Problem to work on
Return the listing below in full, with every line exactly as it is.

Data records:

## Start

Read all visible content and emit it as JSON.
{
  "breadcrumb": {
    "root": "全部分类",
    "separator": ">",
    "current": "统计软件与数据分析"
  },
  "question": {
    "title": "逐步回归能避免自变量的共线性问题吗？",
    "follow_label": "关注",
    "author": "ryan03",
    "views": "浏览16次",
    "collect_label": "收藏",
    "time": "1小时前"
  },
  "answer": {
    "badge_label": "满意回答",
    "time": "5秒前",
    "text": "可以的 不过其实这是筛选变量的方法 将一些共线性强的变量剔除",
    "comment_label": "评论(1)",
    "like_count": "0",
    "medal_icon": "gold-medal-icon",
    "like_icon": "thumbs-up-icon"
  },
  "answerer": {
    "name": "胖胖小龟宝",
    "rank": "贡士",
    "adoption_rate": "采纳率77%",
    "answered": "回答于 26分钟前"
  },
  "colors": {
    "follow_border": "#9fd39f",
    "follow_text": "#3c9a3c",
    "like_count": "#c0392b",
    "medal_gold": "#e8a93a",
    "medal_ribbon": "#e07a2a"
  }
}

## End

Answer to the task
Read all visible content and emit it as JSON.
{
  "breadcrumb": {
    "root": "全部分类",
    "separator": ">",
    "current": "统计软件与数据分析"
  },
  "question": {
    "title": "逐步回归能避免自变量的共线性问题吗？",
    "follow_label": "关注",
    "author": "ryan03",
    "views": "浏览16次",
    "collect_label": "收藏",
    "time": "1小时前"
  },
  "answer": {
    "badge_label": "满意回答",
    "time": "5秒前",
    "text": "可以的 不过其实这是筛选变量的方法 将一些共线性强的变量剔除",
    "comment_label": "评论(1)",
    "like_count": "0",
    "medal_icon": "gold-medal-icon",
    "like_icon": "thumbs-up-icon"
  },
  "answerer": {
    "name": "胖胖小龟宝",
    "rank": "贡士",
    "adoption_rate": "采纳率77%",
    "answered": "回答于 26分钟前"
  },
  "colors": {
    "follow_border": "#9fd39f",
    "follow_text": "#3c9a3c",
    "like_count": "#c0392b",
    "medal_gold": "#e8a93a",
    "medal_ribbon": "#e07a2a"
  }
}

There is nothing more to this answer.